Extend the OBS.Ninja rooms documentation below, picking up right after its final sentence.

### EXCERPTED TEXT
────────
The rooms feature creates a virtual room where multiple devices can connect to share audio and video. It offers echo-cancellation and text-chat support as well. A room's β€˜director’ can manage the guests from the control room, easily accessing individual sources for integration into OBS.

♻️ If a room isn't already in use, you can use and reuse it forever.
πŸ”‘ Adding a password will allow you to use your room, even if the same room name is already in use.
🏷️ You can change the room name anytime; just modify the URL.
✈️ If the director transfers a user to a new room, that's a temporary transfer; the user will be moved back to the original room if they reconnect/refresh.

How does it work?

How many people can a room support? πŸ“ˆ

  • There is Chrome-imposed limit of about 128 peers while using video and chat connections.~
  • You will probably bump into limits sooner, as a function of video decoding processor power on the host computer and (to a lesser degree) network bandwidth.

If you want a room that can handle, (lets say 30 people even), it can be done, but everyone in the group needs good internet, a fast computer, or the room needs video previews disabled for guests. The &broadcast feature can help accomplish this, for example.

For very large groups, >40, it is generally advised that you use regular server-based chatting service, like Google Meets, and send an OBS.Ninja invite links to each person individually. This way, you can record the individual streams of those in the Google Meet at a high resolution, but still have all the guests be able to see and hear each other.

If you use OBS VirtualCam, now included with OBS v26, you can broadcast from OBS direclty into the Google Hangouts or other conferencing software. To avoid audio feedback/echo issues, having the guests wear headphones is suggested.

Privacy πŸ”’

  • Passwords are available to keep rooms secure, but are optional.
  • A room name + password combination makes the room unique. IE: a ?room=roomname&password=GeNeRaTedPaSsWoRd and a ?room=roomname&password=ThisIsAnotherPassword are different rooms.

For guests.... 🧍

  • Guests have their own link to join a room. They will be able to see all of the other guests in the room, including themselves. Settings to restrict what sources each group member can see or hear are also available.
────────
### DATASET EXTRACT
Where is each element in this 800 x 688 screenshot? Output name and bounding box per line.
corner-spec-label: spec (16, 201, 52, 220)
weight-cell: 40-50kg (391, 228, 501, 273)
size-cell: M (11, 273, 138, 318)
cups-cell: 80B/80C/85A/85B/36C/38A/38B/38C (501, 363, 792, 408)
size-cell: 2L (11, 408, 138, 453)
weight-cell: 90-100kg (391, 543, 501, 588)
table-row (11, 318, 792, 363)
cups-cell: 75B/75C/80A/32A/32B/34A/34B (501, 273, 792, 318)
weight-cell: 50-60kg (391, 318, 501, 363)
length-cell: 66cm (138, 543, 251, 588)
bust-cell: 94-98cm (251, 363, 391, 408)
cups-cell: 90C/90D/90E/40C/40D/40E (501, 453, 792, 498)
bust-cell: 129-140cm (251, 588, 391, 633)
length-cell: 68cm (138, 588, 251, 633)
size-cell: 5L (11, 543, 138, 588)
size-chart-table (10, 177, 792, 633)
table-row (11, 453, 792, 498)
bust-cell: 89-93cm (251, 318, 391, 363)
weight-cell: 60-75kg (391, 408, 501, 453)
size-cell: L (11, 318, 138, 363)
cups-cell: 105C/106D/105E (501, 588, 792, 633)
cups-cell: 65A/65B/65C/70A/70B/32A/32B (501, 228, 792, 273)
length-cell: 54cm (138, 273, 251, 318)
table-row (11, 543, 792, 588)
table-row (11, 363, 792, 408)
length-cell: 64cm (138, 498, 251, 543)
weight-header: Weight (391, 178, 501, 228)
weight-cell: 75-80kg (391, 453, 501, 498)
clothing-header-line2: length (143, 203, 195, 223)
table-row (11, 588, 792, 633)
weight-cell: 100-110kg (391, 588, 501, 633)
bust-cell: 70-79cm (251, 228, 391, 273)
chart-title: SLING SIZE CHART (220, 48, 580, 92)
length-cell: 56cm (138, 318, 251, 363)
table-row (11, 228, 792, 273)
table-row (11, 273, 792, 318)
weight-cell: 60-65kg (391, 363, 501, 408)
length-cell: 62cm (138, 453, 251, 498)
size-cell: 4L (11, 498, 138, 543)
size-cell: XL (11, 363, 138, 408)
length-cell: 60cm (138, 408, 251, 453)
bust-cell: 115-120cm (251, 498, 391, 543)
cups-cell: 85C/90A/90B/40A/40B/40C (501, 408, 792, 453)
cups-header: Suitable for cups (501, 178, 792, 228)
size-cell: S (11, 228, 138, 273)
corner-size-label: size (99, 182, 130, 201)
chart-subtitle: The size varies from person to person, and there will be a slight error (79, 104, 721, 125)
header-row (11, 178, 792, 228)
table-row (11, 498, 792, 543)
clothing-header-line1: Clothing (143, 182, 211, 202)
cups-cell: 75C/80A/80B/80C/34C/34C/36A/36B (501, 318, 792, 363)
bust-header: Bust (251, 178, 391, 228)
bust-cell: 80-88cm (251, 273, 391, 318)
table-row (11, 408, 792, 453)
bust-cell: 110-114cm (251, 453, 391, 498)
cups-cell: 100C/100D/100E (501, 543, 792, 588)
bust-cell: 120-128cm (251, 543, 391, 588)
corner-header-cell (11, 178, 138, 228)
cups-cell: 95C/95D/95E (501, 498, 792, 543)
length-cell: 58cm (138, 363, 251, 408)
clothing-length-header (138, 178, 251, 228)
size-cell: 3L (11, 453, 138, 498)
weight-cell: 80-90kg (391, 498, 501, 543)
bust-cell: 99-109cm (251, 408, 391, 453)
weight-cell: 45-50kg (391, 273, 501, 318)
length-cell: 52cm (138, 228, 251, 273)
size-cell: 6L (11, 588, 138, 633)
────────
### TASK ANSWER
  • Guest devices present in the Room will see and hear all other present device video/audio streams.
  • Text-chat is available to those in the room
  • The video quality of those in a group room will appear low to guests, but this is to ensure more bandwidth and CPU resources are made available for the OBS's access to the stream. This can be changed with parameters such as &totalroombitrate which lets you increase the bitrate of a room.

For the director... 🎬

  • The director will be able to view the room, without joining it themselves, and they will have controls provided that will let them modify aspects of how the room shows up in their OBS. For example, they will be able to mute certain people so they can't be heard or seen in OBS.
  • The director can also join the room if needed. Toggle the 'Director will also be a performer' option when creating a room. This can also be done by appending &showdirector to the director page URL.
  • The director will be provided isolated direct links to each of those video streams in the group room, allowing for fine-grain mixing control in OBS.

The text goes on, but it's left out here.